(Records from a dataset)

- - -

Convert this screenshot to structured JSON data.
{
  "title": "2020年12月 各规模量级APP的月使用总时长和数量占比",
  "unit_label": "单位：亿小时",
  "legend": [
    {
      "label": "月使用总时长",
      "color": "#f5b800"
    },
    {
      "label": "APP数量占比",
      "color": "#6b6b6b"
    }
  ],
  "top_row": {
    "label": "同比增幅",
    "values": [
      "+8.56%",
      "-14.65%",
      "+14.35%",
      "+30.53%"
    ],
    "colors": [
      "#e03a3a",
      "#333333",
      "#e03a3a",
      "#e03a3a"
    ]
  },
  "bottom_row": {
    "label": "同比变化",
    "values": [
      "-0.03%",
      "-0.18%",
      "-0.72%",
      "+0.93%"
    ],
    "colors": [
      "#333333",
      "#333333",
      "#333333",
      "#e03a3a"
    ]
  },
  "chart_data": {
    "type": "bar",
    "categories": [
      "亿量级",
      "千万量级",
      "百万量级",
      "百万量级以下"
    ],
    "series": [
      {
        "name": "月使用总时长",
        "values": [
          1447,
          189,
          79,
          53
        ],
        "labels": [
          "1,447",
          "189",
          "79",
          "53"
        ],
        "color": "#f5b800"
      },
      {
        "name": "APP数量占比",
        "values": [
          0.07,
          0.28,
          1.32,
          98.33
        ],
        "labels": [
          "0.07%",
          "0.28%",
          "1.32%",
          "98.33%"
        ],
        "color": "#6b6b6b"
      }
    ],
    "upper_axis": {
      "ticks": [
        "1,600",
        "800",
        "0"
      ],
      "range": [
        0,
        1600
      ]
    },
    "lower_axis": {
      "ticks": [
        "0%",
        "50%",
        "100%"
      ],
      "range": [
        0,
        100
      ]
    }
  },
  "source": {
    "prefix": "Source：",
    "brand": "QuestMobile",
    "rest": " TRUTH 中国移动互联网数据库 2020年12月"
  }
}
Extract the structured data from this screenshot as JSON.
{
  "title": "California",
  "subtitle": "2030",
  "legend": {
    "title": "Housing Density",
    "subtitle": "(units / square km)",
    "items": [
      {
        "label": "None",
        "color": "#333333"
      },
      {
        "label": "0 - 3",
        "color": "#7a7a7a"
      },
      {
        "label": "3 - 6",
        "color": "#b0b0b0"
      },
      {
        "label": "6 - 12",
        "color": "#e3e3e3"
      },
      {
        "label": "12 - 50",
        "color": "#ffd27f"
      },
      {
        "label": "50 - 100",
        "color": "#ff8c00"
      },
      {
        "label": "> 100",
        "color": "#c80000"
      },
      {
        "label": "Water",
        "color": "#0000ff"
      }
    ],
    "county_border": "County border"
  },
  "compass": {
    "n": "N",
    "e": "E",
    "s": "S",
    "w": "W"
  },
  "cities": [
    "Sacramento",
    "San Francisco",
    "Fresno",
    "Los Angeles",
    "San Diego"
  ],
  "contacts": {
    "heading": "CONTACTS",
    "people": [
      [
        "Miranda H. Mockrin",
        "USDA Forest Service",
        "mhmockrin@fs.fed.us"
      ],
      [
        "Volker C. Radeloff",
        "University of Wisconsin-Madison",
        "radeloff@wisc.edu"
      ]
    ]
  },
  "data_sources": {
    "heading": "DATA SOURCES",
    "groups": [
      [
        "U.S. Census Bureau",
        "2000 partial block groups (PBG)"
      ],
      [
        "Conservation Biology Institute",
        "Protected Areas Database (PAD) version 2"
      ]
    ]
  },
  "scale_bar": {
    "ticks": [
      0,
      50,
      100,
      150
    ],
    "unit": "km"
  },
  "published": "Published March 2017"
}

- - -

§ **Written exercise**:
Every record shown above must be echoed exactly.

§ **Problem solution**:
Convert this screenshot to structured JSON data.
{
  "title": "2020年12月 各规模量级APP的月使用总时长和数量占比",
  "unit_label": "单位：亿小时",
  "legend": [
    {
      "label": "月使用总时长",
      "color": "#f5b800"
    },
    {
      "label": "APP数量占比",
      "color": "#6b6b6b"
    }
  ],
  "top_row": {
    "label": "同比增幅",
    "values": [
      "+8.56%",
      "-14.65%",
      "+14.35%",
      "+30.53%"
    ],
    "colors": [
      "#e03a3a",
      "#333333",
      "#e03a3a",
      "#e03a3a"
    ]
  },
  "bottom_row": {
    "label": "同比变化",
    "values": [
      "-0.03%",
      "-0.18%",
      "-0.72%",
      "+0.93%"
    ],
    "colors": [
      "#333333",
      "#333333",
      "#333333",
      "#e03a3a"
    ]
  },
  "chart_data": {
    "type": "bar",
    "categories": [
      "亿量级",
      "千万量级",
      "百万量级",
      "百万量级以下"
    ],
    "series": [
      {
        "name": "月使用总时长",
        "values": [
          1447,
          189,
          79,
          53
        ],
        "labels": [
          "1,447",
          "189",
          "79",
          "53"
        ],
        "color": "#f5b800"
      },
      {
        "name": "APP数量占比",
        "values": [
          0.07,
          0.28,
          1.32,
          98.33
        ],
        "labels": [
          "0.07%",
          "0.28%",
          "1.32%",
          "98.33%"
        ],
        "color": "#6b6b6b"
      }
    ],
    "upper_axis": {
      "ticks": [
        "1,600",
        "800",
        "0"
      ],
      "range": [
        0,
        1600
      ]
    },
    "lower_axis": {
      "ticks": [
        "0%",
        "50%",
        "100%"
      ],
      "range": [
        0,
        100
      ]
    }
  },
  "source": {
    "prefix": "Source：",
    "brand": "QuestMobile",
    "rest": " TRUTH 中国移动互联网数据库 2020年12月"
  }
}
Extract the structured data from this screenshot as JSON.
{
  "title": "California",
  "subtitle": "2030",
  "legend": {
    "title": "Housing Density",
    "subtitle": "(units / square km)",
    "items": [
      {
        "label": "None",
        "color": "#333333"
      },
      {
        "label": "0 - 3",
        "color": "#7a7a7a"
      },
      {
        "label": "3 - 6",
        "color": "#b0b0b0"
      },
      {
        "label": "6 - 12",
        "color": "#e3e3e3"
      },
      {
        "label": "12 - 50",
        "color": "#ffd27f"
      },
      {
        "label": "50 - 100",
        "color": "#ff8c00"
      },
      {
        "label": "> 100",
        "color": "#c80000"
      },
      {
        "label": "Water",
        "color": "#0000ff"
      }
    ],
    "county_border": "County border"
  },
  "compass": {
    "n": "N",
    "e": "E",
    "s": "S",
    "w": "W"
  },
  "cities": [
    "Sacramento",
    "San Francisco",
    "Fresno",
    "Los Angeles",
    "San Diego"
  ],
  "contacts": {
    "heading": "CONTACTS",
    "people": [
      [
        "Miranda H. Mockrin",
        "USDA Forest Service",
        "mhmockrin@fs.fed.us"
      ],
      [
        "Volker C. Radeloff",
        "University of Wisconsin-Madison",
        "radeloff@wisc.edu"
      ]
    ]
  },
  "data_sources": {
    "heading": "DATA SOURCES",
    "groups": [
      [
        "U.S. Census Bureau",
        "2000 partial block groups (PBG)"
      ],
      [
        "Conservation Biology Institute",
        "Protected Areas Database (PAD) version 2"
      ]
    ]
  },
  "scale_bar": {
    "ticks": [
      0,
      50,
      100,
      150
    ],
    "unit": "km"
  },
  "published": "Published March 2017"
}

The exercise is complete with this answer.